Die Sommerzeit zwischen Juni und August ist Event-technisch immer eine etwas ruhigere Zeit.  Viele sind in Urlaub und die Veranstalter warten mit Konzerten lieber bis zum Frühherbst. Dafür ist der Sommer natürlich die Hochzeit der Grillfeste, und Winnies Schwingungen-Party ist eine besondere ihrer Art, kombiniert sie doch ein Grillfest mit reichlich Konzerten, und das alles im intimen und gemütlichen Rahmen von Winnies privaten Garten in Hamm.  Was vor Jahren als kleine bescheidene Privatfete begann, hat sich inzwischen zu einem Event mit einem halben Dutzend Acts und einer dreistelligen Besucherzahl entwickelt.

Letztes Jahr war insofern ein Höhepunkt in der Geschichte der Party, als dass nicht weniger als sieben Acts spielten.  Zusammen mit einem etwas aus den Fugen geratenen Zeitplan war die Party dann erst irgendwann nach vier Uhr morgens zu Ende - ein Ende, das nur wenige der Besucher noch miterlebt haben dürften.  Auch ich konnte letztes Jahr nicht so lange bleiben, hatte ich doch noch zwei Stunden Rückweg nach Aachen vor mir.  Dieses Mal habe ich mir ein Zimmer in einem Hotel in Hamm gebucht, das eine gute Viertelstunde von Winnies Haus entfernt liegt.  Es darf also auch dieses Jahr gerne wieder spät werden, darauf bin ich vorbereitet.

++++++++++++++++++++

GESTELLTE AUFGABE A ▸ Fasse den Text über Winnies Schwingungen-Party in zwei Sätzen zusammen.
GESTELLTE AUFGABE B ▸ Gib bitte aus dem Text über Winnies Schwingungen-Party den Teil wortgetreu wieder, der mit den Worten „Die Sommerzeit zwischen“ beginnt und mit „dreistelligen Besucherzahl entwickelt.“ endet.
Die Zeilen stammen aus einer anderen Quelle.

++++++++++++++++++++

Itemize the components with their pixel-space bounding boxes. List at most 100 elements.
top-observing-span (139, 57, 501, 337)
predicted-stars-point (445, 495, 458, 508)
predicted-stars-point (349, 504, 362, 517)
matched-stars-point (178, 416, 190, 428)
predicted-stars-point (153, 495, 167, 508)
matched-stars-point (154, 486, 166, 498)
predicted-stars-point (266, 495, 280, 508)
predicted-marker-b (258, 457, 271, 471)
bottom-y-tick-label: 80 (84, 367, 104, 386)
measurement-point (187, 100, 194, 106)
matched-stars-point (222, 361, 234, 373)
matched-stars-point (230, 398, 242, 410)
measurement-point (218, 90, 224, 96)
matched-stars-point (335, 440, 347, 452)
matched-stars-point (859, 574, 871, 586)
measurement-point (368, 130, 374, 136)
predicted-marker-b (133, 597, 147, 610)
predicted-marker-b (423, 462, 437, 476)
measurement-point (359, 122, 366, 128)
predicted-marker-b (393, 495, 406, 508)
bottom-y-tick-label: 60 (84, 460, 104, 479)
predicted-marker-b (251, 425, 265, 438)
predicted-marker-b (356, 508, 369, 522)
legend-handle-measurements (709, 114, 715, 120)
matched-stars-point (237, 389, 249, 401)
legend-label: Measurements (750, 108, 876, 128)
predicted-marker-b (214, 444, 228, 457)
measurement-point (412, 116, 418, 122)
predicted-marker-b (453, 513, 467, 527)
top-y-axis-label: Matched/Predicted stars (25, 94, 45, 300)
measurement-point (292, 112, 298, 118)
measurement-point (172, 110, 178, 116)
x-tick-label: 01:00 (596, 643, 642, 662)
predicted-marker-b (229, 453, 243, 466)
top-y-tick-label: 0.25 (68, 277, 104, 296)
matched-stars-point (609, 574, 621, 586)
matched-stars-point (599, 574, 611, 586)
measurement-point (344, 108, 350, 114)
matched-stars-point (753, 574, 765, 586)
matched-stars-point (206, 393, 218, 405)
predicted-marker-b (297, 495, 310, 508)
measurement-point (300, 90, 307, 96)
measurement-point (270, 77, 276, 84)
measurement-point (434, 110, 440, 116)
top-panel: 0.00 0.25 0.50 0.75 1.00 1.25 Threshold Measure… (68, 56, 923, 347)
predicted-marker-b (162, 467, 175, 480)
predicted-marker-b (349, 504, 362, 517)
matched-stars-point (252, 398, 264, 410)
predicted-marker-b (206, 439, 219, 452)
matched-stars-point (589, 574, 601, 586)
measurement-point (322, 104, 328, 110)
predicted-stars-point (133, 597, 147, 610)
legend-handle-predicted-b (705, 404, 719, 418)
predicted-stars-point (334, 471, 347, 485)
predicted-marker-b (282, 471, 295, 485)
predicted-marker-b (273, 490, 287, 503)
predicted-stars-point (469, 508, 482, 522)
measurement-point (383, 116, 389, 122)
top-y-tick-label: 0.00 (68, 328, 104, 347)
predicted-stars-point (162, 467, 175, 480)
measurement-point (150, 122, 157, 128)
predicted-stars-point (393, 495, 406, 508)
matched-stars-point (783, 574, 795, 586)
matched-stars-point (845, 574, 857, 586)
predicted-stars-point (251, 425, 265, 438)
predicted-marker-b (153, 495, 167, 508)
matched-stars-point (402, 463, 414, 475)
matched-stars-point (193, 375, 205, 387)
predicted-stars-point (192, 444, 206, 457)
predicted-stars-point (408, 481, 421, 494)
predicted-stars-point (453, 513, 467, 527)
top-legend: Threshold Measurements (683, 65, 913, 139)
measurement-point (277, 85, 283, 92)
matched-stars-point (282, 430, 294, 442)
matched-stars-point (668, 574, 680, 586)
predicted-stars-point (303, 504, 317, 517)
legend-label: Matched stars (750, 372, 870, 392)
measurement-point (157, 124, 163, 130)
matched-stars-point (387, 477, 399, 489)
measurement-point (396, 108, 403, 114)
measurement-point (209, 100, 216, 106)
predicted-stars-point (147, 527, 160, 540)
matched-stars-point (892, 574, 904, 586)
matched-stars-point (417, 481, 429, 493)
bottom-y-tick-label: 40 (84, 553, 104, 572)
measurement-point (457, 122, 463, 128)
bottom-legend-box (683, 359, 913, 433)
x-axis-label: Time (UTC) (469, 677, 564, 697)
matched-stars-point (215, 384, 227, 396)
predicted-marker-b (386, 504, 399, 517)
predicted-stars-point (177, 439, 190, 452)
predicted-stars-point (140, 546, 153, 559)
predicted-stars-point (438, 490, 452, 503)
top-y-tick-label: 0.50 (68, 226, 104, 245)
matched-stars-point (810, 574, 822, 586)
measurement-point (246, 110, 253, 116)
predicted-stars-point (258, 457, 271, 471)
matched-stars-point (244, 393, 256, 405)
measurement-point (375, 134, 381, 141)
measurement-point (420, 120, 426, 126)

++++++++++++++++++++

ERGEBNIS A ▸ Winnies Schwingungen-Party in Hamm verbindet im privaten Garten ein sommerliches Grillfest mit reichlich Konzerten und hat sich von einer kleinen Privatfete zu einem Event mit einem halben Dutzend Acts und einer dreistelligen Besucherzahl entwickelt. Letztes Jahr spielten sieben Acts und die Party endete erst nach vier Uhr morgens, weshalb für dieses Jahr ein Hotelzimmer in Hamm gebucht ist, damit es wieder spät werden darf.

ERGEBNIS B ▸
Die Sommerzeit zwischen Juni und August ist Event-technisch immer eine etwas ruhigere Zeit.  Viele sind in Urlaub und die Veranstalter warten mit Konzerten lieber bis zum Frühherbst. Dafür ist der Sommer natürlich die Hochzeit der Grillfeste, und Winnies Schwingungen-Party ist eine besondere ihrer Art, kombiniert sie doch ein Grillfest mit reichlich Konzerten, und das alles im intimen und gemütlichen Rahmen von Winnies privaten Garten in Hamm.  Was vor Jahren als kleine bescheidene Privatfete begann, hat sich inzwischen zu einem Event mit einem halben Dutzend Acts und einer dreistelligen Besucherzahl entwickelt.